## Document extract

For example NERO was the "De-facto" DVD / CD burning program --then they bundled it with all sorts of Video / multi-media stuff which most users didn't actually want until finally they saw the error of their ways and went back to their roots with a "Nero Lite" or "Kwik burn" or similar. Of course by then the damage had been done and with the diminishing use of DVD and CD's who needs or even uses that stuff any more. A lot of modern laptops don't even have a DVD drive any more.

Another culprit as the old Firefox browser -- so many addons etc it just became far too complex to maintain and install although when it was originally released (started out from the ashes of Netscape) it was a very good browser and beat the early versions of IE hands down.

I think I like Office the way it is -- a clean discrete set of office tools -- bloating it with extra applications for "every man and his dog" sounds like it will soon go into "over bloat mode".

Basic things like Spread sheets, a decent email client, presentations and word processing are all one really needs in an office suite.

The enterprise version usually includes publisher and Access --- I don't really know of many people who use publisher a great deal if at all --for press work there are a lot of better solutions -- and ACCESS is a HIDEOUS flakey type of DB. Freebies like MySQL are so much better and robust if you want a Database -- and for really simple databases you could use EXCEL anyway.

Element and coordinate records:
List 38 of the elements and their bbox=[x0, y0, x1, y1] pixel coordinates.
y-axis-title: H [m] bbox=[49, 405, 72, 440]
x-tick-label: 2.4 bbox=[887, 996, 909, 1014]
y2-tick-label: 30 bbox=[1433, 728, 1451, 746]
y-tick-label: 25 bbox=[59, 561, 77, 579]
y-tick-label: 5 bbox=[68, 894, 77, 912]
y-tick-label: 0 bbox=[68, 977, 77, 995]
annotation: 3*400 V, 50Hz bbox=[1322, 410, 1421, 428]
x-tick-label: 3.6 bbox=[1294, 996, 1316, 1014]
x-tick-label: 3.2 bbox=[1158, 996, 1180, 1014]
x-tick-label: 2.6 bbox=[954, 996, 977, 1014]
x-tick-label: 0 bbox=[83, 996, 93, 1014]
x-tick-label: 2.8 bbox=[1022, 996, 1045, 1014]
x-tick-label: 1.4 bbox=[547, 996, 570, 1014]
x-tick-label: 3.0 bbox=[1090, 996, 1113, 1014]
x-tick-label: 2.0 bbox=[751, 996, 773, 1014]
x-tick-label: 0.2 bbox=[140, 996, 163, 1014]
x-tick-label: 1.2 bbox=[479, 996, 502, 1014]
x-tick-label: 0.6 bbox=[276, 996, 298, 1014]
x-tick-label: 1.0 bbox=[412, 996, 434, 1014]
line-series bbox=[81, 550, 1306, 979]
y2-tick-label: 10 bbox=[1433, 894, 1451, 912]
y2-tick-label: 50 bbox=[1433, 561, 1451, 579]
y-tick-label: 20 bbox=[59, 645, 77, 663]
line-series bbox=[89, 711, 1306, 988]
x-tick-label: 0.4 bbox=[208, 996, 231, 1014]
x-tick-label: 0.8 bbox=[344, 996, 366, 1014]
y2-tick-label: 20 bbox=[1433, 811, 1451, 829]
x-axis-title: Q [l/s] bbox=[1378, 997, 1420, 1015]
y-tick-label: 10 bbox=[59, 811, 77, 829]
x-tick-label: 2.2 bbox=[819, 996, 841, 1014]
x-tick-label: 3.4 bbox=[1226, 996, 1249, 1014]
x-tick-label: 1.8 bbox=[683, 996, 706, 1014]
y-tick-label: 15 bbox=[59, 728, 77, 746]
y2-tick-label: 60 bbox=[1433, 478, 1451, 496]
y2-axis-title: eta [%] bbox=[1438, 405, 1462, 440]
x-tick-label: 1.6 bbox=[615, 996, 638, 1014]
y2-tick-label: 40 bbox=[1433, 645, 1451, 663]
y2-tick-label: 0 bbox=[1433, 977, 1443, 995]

## Goals
1 – Answer these questions from the comment on software bloat:
(a) Which slimmed-down versions did Nero go back to?
(b) From what did Firefox start out?
(c) Which free database does the writer call better and more robust than Access?
2 – Quote the comment on software bloat word for word, beginning at the words "Another culprit as" and ending after "an office suite.".
The listing has no role here.

## Answers to the tasks
1 –
(a) "Nero Lite" or "Kwik burn" or similar.
(b) The ashes of Netscape.
(c) MySQL.

2 –
Another culprit as the old Firefox browser -- so many addons etc it just became far too complex to maintain and install although when it was originally released (started out from the ashes of Netscape) it was a very good browser and beat the early versions of IE hands down.

I think I like Office the way it is -- a clean discrete set of office tools -- bloating it with extra applications for "every man and his dog" sounds like it will soon go into "over bloat mode".

Basic things like Spread sheets, a decent email client, presentations and word processing are all one really needs in an office suite.